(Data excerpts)
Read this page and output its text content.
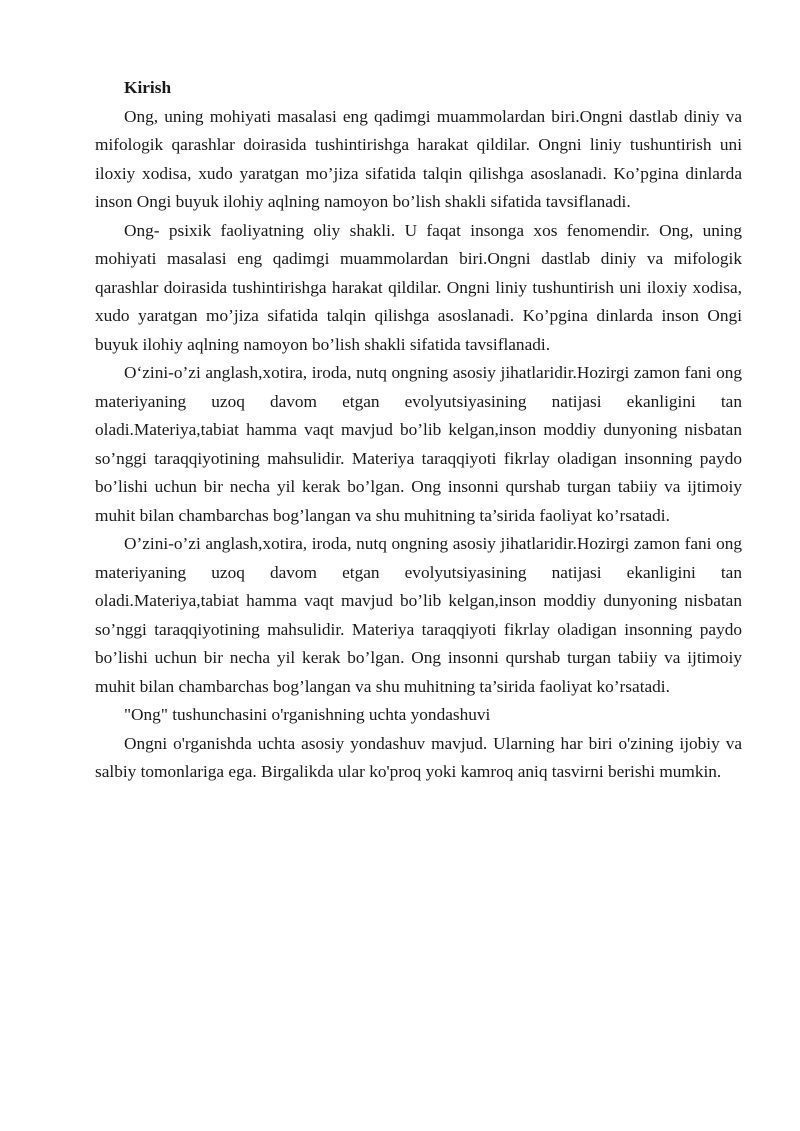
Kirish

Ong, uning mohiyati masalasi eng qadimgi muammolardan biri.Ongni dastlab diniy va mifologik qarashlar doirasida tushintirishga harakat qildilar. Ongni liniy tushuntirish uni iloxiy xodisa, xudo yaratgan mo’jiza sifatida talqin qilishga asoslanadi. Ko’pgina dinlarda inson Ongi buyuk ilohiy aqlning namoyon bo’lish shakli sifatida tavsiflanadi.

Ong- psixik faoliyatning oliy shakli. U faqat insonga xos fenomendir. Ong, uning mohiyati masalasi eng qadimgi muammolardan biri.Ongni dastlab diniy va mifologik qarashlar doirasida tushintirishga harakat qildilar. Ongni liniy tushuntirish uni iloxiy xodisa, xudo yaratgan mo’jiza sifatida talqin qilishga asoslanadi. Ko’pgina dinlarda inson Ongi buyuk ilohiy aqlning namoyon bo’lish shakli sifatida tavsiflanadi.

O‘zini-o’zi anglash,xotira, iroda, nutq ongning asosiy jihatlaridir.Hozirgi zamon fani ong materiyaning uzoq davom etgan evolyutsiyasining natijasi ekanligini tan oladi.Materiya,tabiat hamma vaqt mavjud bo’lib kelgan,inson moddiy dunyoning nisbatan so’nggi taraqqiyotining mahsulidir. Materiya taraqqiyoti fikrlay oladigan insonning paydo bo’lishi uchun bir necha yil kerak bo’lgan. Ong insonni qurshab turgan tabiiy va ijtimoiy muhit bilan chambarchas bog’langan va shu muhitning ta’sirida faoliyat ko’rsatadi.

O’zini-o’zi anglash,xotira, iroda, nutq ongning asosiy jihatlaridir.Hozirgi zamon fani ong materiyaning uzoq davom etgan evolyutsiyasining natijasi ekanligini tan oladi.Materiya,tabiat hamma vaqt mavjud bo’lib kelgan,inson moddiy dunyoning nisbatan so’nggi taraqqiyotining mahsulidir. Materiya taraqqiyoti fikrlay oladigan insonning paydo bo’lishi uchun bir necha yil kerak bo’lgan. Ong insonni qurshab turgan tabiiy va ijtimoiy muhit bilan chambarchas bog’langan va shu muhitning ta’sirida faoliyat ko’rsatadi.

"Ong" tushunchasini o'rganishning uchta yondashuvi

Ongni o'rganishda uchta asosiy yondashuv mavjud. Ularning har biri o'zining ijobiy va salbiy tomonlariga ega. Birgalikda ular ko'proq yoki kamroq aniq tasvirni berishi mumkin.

OBJECTIVE =>
From the material above, copy each line that includes the word "sirida".

SOLUTION FOR THIS TASK =>
O‘zini-o’zi anglash,xotira, iroda, nutq ongning asosiy jihatlaridir.Hozirgi zamon fani ong materiyaning uzoq davom etgan evolyutsiyasining natijasi ekanligini tan oladi.Materiya,tabiat hamma vaqt mavjud bo’lib kelgan,inson moddiy dunyoning nisbatan so’nggi taraqqiyotining mahsulidir. Materiya taraqqiyoti fikrlay oladigan insonning paydo bo’lishi uchun bir necha yil kerak bo’lgan. Ong insonni qurshab turgan tabiiy va ijtimoiy muhit bilan chambarchas bog’langan va shu muhitning ta’sirida faoliyat ko’rsatadi.
O’zini-o’zi anglash,xotira, iroda, nutq ongning asosiy jihatlaridir.Hozirgi zamon fani ong materiyaning uzoq davom etgan evolyutsiyasining natijasi ekanligini tan oladi.Materiya,tabiat hamma vaqt mavjud bo’lib kelgan,inson moddiy dunyoning nisbatan so’nggi taraqqiyotining mahsulidir. Materiya taraqqiyoti fikrlay oladigan insonning paydo bo’lishi uchun bir necha yil kerak bo’lgan. Ong insonni qurshab turgan tabiiy va ijtimoiy muhit bilan chambarchas bog’langan va shu muhitning ta’sirida faoliyat ko’rsatadi.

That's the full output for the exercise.